§ AVAILABLE RECORDS
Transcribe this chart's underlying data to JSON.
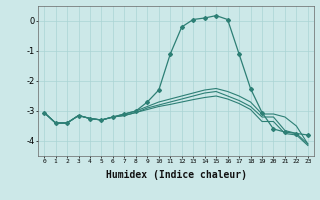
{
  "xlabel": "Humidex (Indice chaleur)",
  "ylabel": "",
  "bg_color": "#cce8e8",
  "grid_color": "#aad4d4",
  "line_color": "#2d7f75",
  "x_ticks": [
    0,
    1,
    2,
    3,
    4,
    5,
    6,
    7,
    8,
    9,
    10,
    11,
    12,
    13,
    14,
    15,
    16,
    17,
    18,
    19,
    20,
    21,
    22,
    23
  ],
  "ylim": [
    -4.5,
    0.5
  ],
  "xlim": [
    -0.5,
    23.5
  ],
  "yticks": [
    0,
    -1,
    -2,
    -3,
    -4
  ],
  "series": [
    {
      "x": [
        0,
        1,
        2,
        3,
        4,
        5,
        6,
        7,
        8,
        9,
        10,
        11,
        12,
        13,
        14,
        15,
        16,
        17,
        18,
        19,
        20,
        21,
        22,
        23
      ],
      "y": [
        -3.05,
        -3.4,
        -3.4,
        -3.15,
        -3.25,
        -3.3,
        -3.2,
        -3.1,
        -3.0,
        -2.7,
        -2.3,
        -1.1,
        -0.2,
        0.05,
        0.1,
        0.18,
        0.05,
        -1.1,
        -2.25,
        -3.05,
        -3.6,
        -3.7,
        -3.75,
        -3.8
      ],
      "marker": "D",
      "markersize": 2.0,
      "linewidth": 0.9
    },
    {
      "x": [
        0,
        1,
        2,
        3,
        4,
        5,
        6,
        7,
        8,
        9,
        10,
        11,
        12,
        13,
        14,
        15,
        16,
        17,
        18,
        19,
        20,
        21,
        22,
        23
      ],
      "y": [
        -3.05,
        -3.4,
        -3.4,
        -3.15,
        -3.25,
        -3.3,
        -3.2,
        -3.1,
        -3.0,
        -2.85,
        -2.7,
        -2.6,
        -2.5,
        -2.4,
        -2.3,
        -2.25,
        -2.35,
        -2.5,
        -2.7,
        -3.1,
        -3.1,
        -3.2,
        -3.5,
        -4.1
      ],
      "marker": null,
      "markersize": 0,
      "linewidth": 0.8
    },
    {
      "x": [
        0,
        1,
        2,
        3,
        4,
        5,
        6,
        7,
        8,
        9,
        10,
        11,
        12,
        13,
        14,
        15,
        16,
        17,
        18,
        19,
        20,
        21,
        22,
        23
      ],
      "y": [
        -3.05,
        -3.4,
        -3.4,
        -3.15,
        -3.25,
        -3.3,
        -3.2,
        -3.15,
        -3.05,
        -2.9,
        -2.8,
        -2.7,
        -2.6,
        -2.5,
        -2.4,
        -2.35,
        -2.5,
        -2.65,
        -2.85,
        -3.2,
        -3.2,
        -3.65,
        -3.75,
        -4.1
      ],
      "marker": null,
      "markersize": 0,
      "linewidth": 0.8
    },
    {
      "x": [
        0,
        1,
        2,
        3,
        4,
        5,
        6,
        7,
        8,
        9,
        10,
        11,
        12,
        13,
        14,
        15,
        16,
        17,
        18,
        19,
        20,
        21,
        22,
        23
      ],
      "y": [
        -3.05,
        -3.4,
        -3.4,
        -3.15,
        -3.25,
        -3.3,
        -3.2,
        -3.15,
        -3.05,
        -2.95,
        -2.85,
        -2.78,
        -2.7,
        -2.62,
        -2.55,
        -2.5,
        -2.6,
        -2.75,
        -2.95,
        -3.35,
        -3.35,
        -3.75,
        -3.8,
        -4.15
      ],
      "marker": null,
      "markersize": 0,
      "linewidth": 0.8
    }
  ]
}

§ SET PROBLEM
Write out the entries again, exactly as given, skipping any images.

§ COMPLETED TASK
Transcribe this chart's underlying data to JSON.
{
  "xlabel": "Humidex (Indice chaleur)",
  "ylabel": "",
  "bg_color": "#cce8e8",
  "grid_color": "#aad4d4",
  "line_color": "#2d7f75",
  "x_ticks": [
    0,
    1,
    2,
    3,
    4,
    5,
    6,
    7,
    8,
    9,
    10,
    11,
    12,
    13,
    14,
    15,
    16,
    17,
    18,
    19,
    20,
    21,
    22,
    23
  ],
  "ylim": [
    -4.5,
    0.5
  ],
  "xlim": [
    -0.5,
    23.5
  ],
  "yticks": [
    0,
    -1,
    -2,
    -3,
    -4
  ],
  "series": [
    {
      "x": [
        0,
        1,
        2,
        3,
        4,
        5,
        6,
        7,
        8,
        9,
        10,
        11,
        12,
        13,
        14,
        15,
        16,
        17,
        18,
        19,
        20,
        21,
        22,
        23
      ],
      "y": [
        -3.05,
        -3.4,
        -3.4,
        -3.15,
        -3.25,
        -3.3,
        -3.2,
        -3.1,
        -3.0,
        -2.7,
        -2.3,
        -1.1,
        -0.2,
        0.05,
        0.1,
        0.18,
        0.05,
        -1.1,
        -2.25,
        -3.05,
        -3.6,
        -3.7,
        -3.75,
        -3.8
      ],
      "marker": "D",
      "markersize": 2.0,
      "linewidth": 0.9
    },
    {
      "x": [
        0,
        1,
        2,
        3,
        4,
        5,
        6,
        7,
        8,
        9,
        10,
        11,
        12,
        13,
        14,
        15,
        16,
        17,
        18,
        19,
        20,
        21,
        22,
        23
      ],
      "y": [
        -3.05,
        -3.4,
        -3.4,
        -3.15,
        -3.25,
        -3.3,
        -3.2,
        -3.1,
        -3.0,
        -2.85,
        -2.7,
        -2.6,
        -2.5,
        -2.4,
        -2.3,
        -2.25,
        -2.35,
        -2.5,
        -2.7,
        -3.1,
        -3.1,
        -3.2,
        -3.5,
        -4.1
      ],
      "marker": null,
      "markersize": 0,
      "linewidth": 0.8
    },
    {
      "x": [
        0,
        1,
        2,
        3,
        4,
        5,
        6,
        7,
        8,
        9,
        10,
        11,
        12,
        13,
        14,
        15,
        16,
        17,
        18,
        19,
        20,
        21,
        22,
        23
      ],
      "y": [
        -3.05,
        -3.4,
        -3.4,
        -3.15,
        -3.25,
        -3.3,
        -3.2,
        -3.15,
        -3.05,
        -2.9,
        -2.8,
        -2.7,
        -2.6,
        -2.5,
        -2.4,
        -2.35,
        -2.5,
        -2.65,
        -2.85,
        -3.2,
        -3.2,
        -3.65,
        -3.75,
        -4.1
      ],
      "marker": null,
      "markersize": 0,
      "linewidth": 0.8
    },
    {
      "x": [
        0,
        1,
        2,
        3,
        4,
        5,
        6,
        7,
        8,
        9,
        10,
        11,
        12,
        13,
        14,
        15,
        16,
        17,
        18,
        19,
        20,
        21,
        22,
        23
      ],
      "y": [
        -3.05,
        -3.4,
        -3.4,
        -3.15,
        -3.25,
        -3.3,
        -3.2,
        -3.15,
        -3.05,
        -2.95,
        -2.85,
        -2.78,
        -2.7,
        -2.62,
        -2.55,
        -2.5,
        -2.6,
        -2.75,
        -2.95,
        -3.35,
        -3.35,
        -3.75,
        -3.8,
        -4.15
      ],
      "marker": null,
      "markersize": 0,
      "linewidth": 0.8
    }
  ]
}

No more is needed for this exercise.